→ Required task
Could you output each line of the data that follows exactly?

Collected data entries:
== == ==
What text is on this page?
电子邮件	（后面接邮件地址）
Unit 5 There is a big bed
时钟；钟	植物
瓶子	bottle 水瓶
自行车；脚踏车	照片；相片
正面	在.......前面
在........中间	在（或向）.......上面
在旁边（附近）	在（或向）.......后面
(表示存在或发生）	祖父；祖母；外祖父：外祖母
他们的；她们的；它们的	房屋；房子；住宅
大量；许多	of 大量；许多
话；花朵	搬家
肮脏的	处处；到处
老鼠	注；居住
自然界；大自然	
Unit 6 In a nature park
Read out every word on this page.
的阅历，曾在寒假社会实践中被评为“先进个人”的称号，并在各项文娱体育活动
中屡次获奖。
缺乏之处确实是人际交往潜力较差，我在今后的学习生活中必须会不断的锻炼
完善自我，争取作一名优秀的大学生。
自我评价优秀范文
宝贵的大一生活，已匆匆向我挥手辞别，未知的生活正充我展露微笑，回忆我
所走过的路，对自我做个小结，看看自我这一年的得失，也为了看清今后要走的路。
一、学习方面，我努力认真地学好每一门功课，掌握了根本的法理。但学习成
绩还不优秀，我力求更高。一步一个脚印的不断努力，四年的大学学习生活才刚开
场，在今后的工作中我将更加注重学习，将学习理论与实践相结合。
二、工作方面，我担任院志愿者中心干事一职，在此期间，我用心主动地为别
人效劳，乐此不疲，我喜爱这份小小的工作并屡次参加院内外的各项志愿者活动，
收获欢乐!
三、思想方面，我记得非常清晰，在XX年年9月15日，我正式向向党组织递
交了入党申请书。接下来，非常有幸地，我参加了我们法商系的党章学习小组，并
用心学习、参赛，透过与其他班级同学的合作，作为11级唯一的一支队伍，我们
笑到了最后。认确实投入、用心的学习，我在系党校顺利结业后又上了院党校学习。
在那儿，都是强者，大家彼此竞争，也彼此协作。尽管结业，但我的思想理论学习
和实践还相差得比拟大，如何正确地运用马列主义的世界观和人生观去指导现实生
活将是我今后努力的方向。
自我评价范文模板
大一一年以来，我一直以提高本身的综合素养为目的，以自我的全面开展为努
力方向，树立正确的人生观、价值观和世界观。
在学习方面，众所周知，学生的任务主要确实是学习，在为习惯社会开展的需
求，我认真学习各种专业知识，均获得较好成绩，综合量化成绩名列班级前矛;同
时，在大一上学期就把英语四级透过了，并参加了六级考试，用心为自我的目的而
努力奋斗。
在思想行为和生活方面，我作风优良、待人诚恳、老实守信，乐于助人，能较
== == ==
→ Answer to the problem
What text is on this page?
电子邮件	（后面接邮件地址）
Unit 5 There is a big bed
时钟；钟	植物
瓶子	bottle 水瓶
自行车；脚踏车	照片；相片
正面	在.......前面
在........中间	在（或向）.......上面
在旁边（附近）	在（或向）.......后面
(表示存在或发生）	祖父；祖母；外祖父：外祖母
他们的；她们的；它们的	房屋；房子；住宅
大量；许多	of 大量；许多
话；花朵	搬家
肮脏的	处处；到处
老鼠	注；居住
自然界；大自然	
Unit 6 In a nature park
Read out every word on this page.
的阅历，曾在寒假社会实践中被评为“先进个人”的称号，并在各项文娱体育活动
中屡次获奖。
缺乏之处确实是人际交往潜力较差，我在今后的学习生活中必须会不断的锻炼
完善自我，争取作一名优秀的大学生。
自我评价优秀范文
宝贵的大一生活，已匆匆向我挥手辞别，未知的生活正充我展露微笑，回忆我
所走过的路，对自我做个小结，看看自我这一年的得失，也为了看清今后要走的路。
一、学习方面，我努力认真地学好每一门功课，掌握了根本的法理。但学习成
绩还不优秀，我力求更高。一步一个脚印的不断努力，四年的大学学习生活才刚开
场，在今后的工作中我将更加注重学习，将学习理论与实践相结合。
二、工作方面，我担任院志愿者中心干事一职，在此期间，我用心主动地为别
人效劳，乐此不疲，我喜爱这份小小的工作并屡次参加院内外的各项志愿者活动，
收获欢乐!
三、思想方面，我记得非常清晰，在XX年年9月15日，我正式向向党组织递
交了入党申请书。接下来，非常有幸地，我参加了我们法商系的党章学习小组，并
用心学习、参赛，透过与其他班级同学的合作，作为11级唯一的一支队伍，我们
笑到了最后。认确实投入、用心的学习，我在系党校顺利结业后又上了院党校学习。
在那儿，都是强者，大家彼此竞争，也彼此协作。尽管结业，但我的思想理论学习
和实践还相差得比拟大，如何正确地运用马列主义的世界观和人生观去指导现实生
活将是我今后努力的方向。
自我评价范文模板
大一一年以来，我一直以提高本身的综合素养为目的，以自我的全面开展为努
力方向，树立正确的人生观、价值观和世界观。
在学习方面，众所周知，学生的任务主要确实是学习，在为习惯社会开展的需
求，我认真学习各种专业知识，均获得较好成绩，综合量化成绩名列班级前矛;同
时，在大一上学期就把英语四级透过了，并参加了六级考试，用心为自我的目的而
努力奋斗。
在思想行为和生活方面，我作风优良、待人诚恳、老实守信，乐于助人，能较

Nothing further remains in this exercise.